• [Exercise directions]: Report every line below that holds the word "time".

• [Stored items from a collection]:

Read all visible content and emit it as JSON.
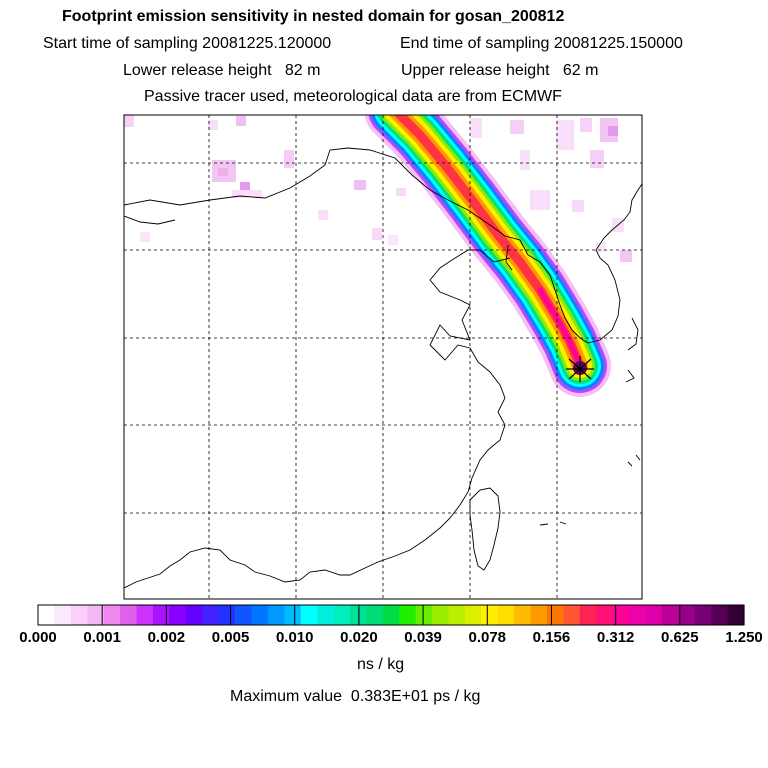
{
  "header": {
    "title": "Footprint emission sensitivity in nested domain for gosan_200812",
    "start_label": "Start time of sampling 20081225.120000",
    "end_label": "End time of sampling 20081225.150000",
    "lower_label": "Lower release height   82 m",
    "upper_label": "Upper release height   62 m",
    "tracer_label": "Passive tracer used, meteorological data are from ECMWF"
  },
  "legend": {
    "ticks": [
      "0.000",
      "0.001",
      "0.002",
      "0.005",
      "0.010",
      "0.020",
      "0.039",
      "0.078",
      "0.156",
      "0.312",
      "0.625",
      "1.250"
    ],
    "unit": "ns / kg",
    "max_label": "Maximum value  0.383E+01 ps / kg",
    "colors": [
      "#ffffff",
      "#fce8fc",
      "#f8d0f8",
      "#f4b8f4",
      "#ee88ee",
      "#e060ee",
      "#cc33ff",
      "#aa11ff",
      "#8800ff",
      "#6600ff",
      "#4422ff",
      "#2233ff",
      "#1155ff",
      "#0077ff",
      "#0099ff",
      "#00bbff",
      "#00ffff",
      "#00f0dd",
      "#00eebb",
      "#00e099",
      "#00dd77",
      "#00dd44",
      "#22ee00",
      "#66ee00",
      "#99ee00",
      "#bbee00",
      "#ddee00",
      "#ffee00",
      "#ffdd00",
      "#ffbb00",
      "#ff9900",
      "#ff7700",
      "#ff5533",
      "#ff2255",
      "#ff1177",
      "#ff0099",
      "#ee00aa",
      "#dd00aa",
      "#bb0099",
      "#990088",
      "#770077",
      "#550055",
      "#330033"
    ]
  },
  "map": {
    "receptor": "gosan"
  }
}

• [Expected answer]:
    "start_label": "Start time of sampling 20081225.120000",
    "end_label": "End time of sampling 20081225.150000",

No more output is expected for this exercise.